**** THE RECORDS
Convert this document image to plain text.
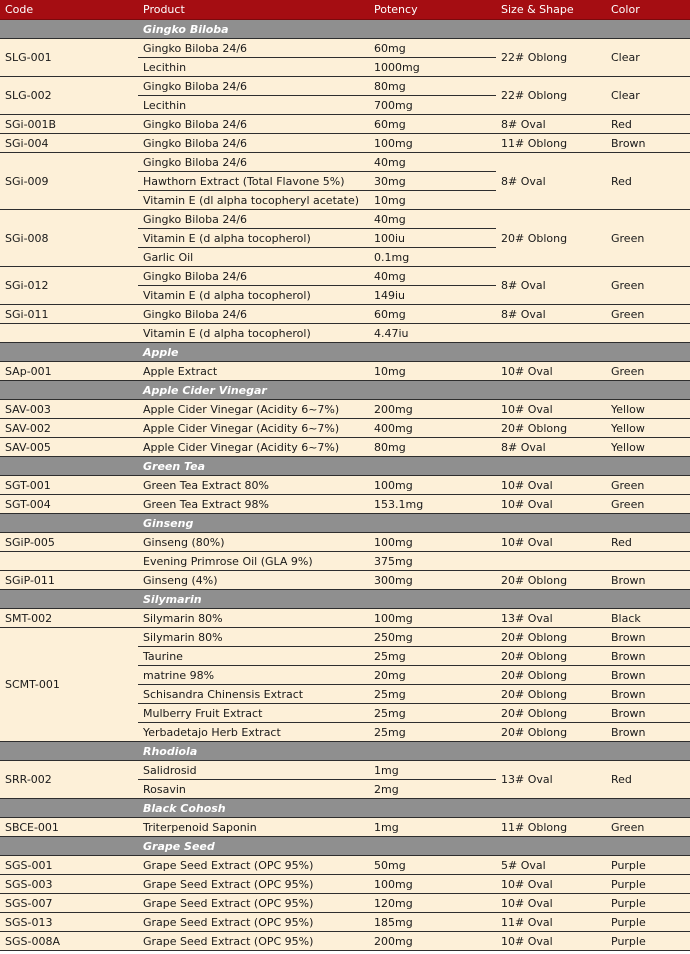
Code	Product	Potency	Size & Shape	Color
	Gingko Biloba			
SLG-001	Gingko Biloba 24/6	60mg	22# Oblong	Clear
	Lecithin	1000mg		
SLG-002	Gingko Biloba 24/6	80mg	22# Oblong	Clear
	Lecithin	700mg		
SGi-001B	Gingko Biloba 24/6	60mg	8# Oval	Red
SGi-004	Gingko Biloba 24/6	100mg	11# Oblong	Brown
SGi-009	Gingko Biloba 24/6	40mg	8# Oval	Red
	Hawthorn Extract (Total Flavone 5%)	30mg		
	Vitamin E (dl alpha tocopheryl acetate)	10mg		
SGi-008	Gingko Biloba 24/6	40mg	20# Oblong	Green
	Vitamin E (d alpha tocopherol)	100iu		
	Garlic Oil	0.1mg		
SGi-012	Gingko Biloba 24/6	40mg	8# Oval	Green
	Vitamin E (d alpha tocopherol)	149iu		
SGi-011	Gingko Biloba 24/6	60mg	8# Oval	Green
	Vitamin E (d alpha tocopherol)	4.47iu		
	Apple			
SAp-001	Apple Extract	10mg	10# Oval	Green
	Apple Cider Vinegar			
SAV-003	Apple Cider Vinegar (Acidity 6~7%)	200mg	10# Oval	Yellow
SAV-002	Apple Cider Vinegar (Acidity 6~7%)	400mg	20# Oblong	Yellow
SAV-005	Apple Cider Vinegar (Acidity 6~7%)	80mg	8# Oval	Yellow
	Green Tea			
SGT-001	Green Tea Extract 80%	100mg	10# Oval	Green
SGT-004	Green Tea Extract 98%	153.1mg	10# Oval	Green
	Ginseng			
SGiP-005	Ginseng (80%)	100mg	10# Oval	Red
	Evening Primrose Oil (GLA 9%)	375mg		
SGiP-011	Ginseng (4%)	300mg	20# Oblong	Brown
	Silymarin			
SMT-002	Silymarin 80%	100mg	13# Oval	Black
SCMT-001	Silymarin 80%	250mg	20# Oblong	Brown
	Taurine	25mg	20# Oblong	Brown
	matrine 98%	20mg	20# Oblong	Brown
	Schisandra Chinensis Extract	25mg	20# Oblong	Brown
	Mulberry Fruit Extract	25mg	20# Oblong	Brown
	Yerbadetajo Herb Extract	25mg	20# Oblong	Brown
	Rhodiola			
SRR-002	Salidrosid	1mg	13# Oval	Red
	Rosavin	2mg		
	Black Cohosh			
SBCE-001	Triterpenoid Saponin	1mg	11# Oblong	Green
	Grape Seed			
SGS-001	Grape Seed Extract (OPC 95%)	50mg	5# Oval	Purple
SGS-003	Grape Seed Extract (OPC 95%)	100mg	10# Oval	Purple
SGS-007	Grape Seed Extract (OPC 95%)	120mg	10# Oval	Purple
SGS-013	Grape Seed Extract (OPC 95%)	185mg	11# Oval	Purple
SGS-008A	Grape Seed Extract (OPC 95%)	200mg	10# Oval	Purple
********
PROBLEM TO WORK ON
Return from the data every line that holds "Grape".

PROBLEM SOLUTION
	Grape Seed			
SGS-001	Grape Seed Extract (OPC 95%)	50mg	5# Oval	Purple
SGS-003	Grape Seed Extract (OPC 95%)	100mg	10# Oval	Purple
SGS-007	Grape Seed Extract (OPC 95%)	120mg	10# Oval	Purple
SGS-013	Grape Seed Extract (OPC 95%)	185mg	11# Oval	Purple
SGS-008A	Grape Seed Extract (OPC 95%)	200mg	10# Oval	Purple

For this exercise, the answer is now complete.